### Objective
Would you quote every entry exactly, dropping only the pictures?

### Data in this exercise
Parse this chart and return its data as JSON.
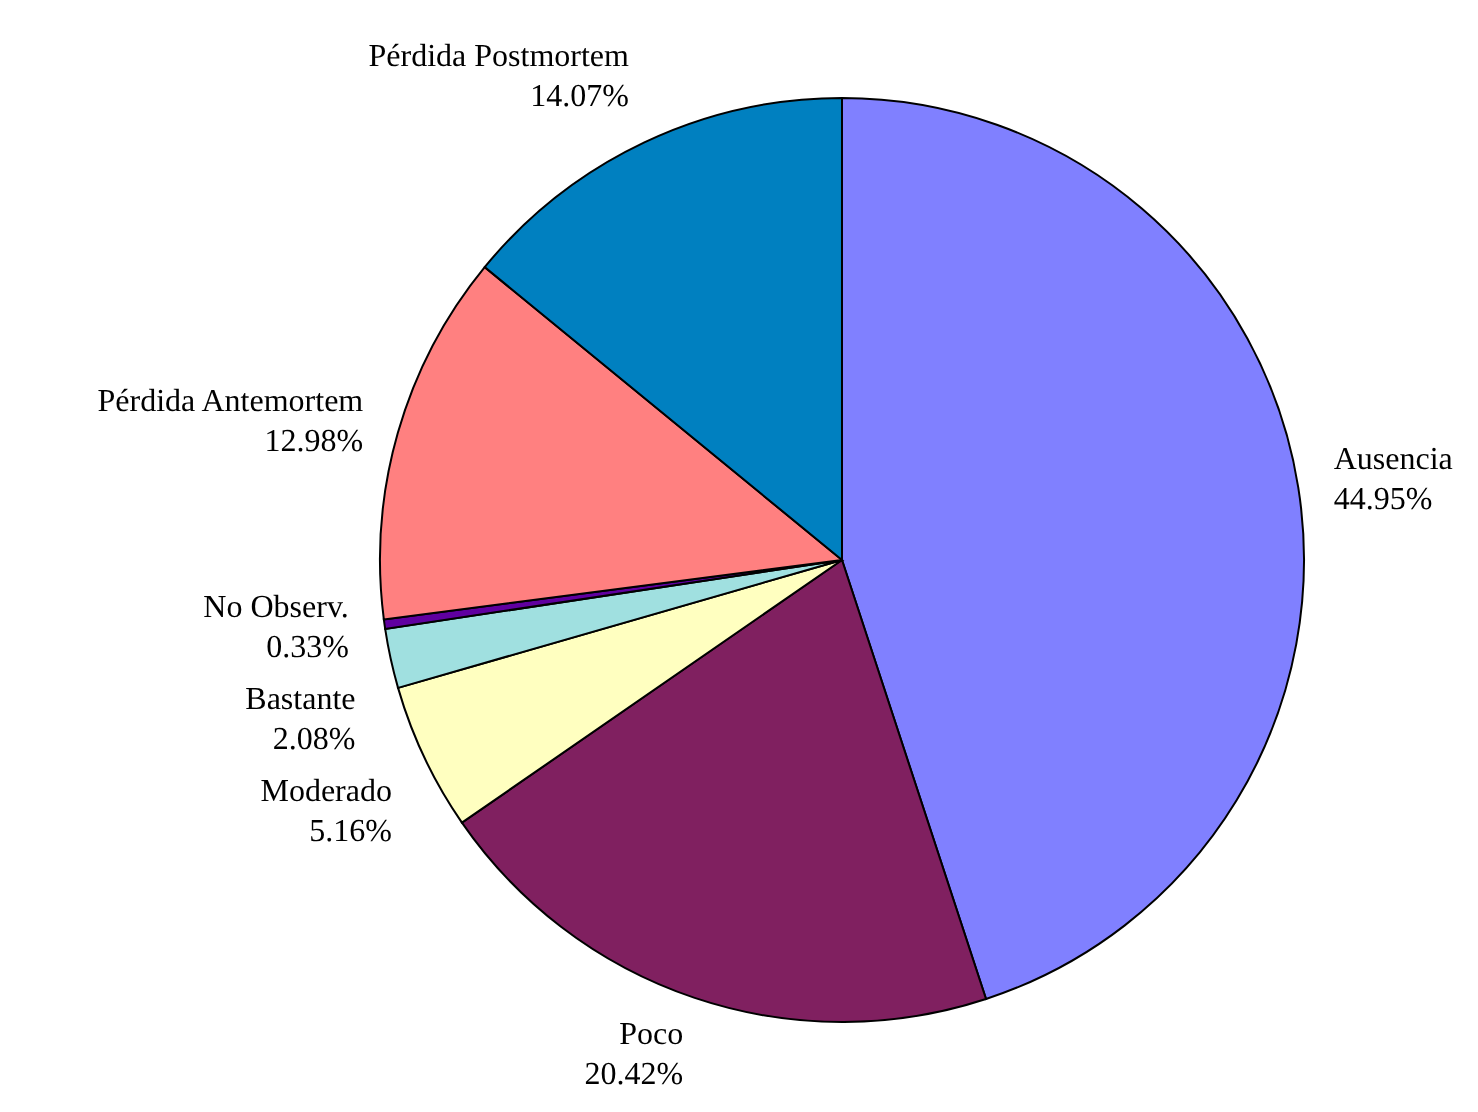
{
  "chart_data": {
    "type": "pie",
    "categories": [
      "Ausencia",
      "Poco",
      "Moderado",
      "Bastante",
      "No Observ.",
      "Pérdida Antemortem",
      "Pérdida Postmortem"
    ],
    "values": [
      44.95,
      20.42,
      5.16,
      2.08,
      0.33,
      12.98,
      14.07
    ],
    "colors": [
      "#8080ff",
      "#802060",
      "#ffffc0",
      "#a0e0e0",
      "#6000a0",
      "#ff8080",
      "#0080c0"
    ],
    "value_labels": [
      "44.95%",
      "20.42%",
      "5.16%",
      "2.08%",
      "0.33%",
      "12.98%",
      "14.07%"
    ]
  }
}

### The solution
Parse this chart and return its data as JSON.
{
  "chart_data": {
    "type": "pie",
    "categories": [
      "Ausencia",
      "Poco",
      "Moderado",
      "Bastante",
      "No Observ.",
      "Pérdida Antemortem",
      "Pérdida Postmortem"
    ],
    "values": [
      44.95,
      20.42,
      5.16,
      2.08,
      0.33,
      12.98,
      14.07
    ],
    "colors": [
      "#8080ff",
      "#802060",
      "#ffffc0",
      "#a0e0e0",
      "#6000a0",
      "#ff8080",
      "#0080c0"
    ],
    "value_labels": [
      "44.95%",
      "20.42%",
      "5.16%",
      "2.08%",
      "0.33%",
      "12.98%",
      "14.07%"
    ]
  }
}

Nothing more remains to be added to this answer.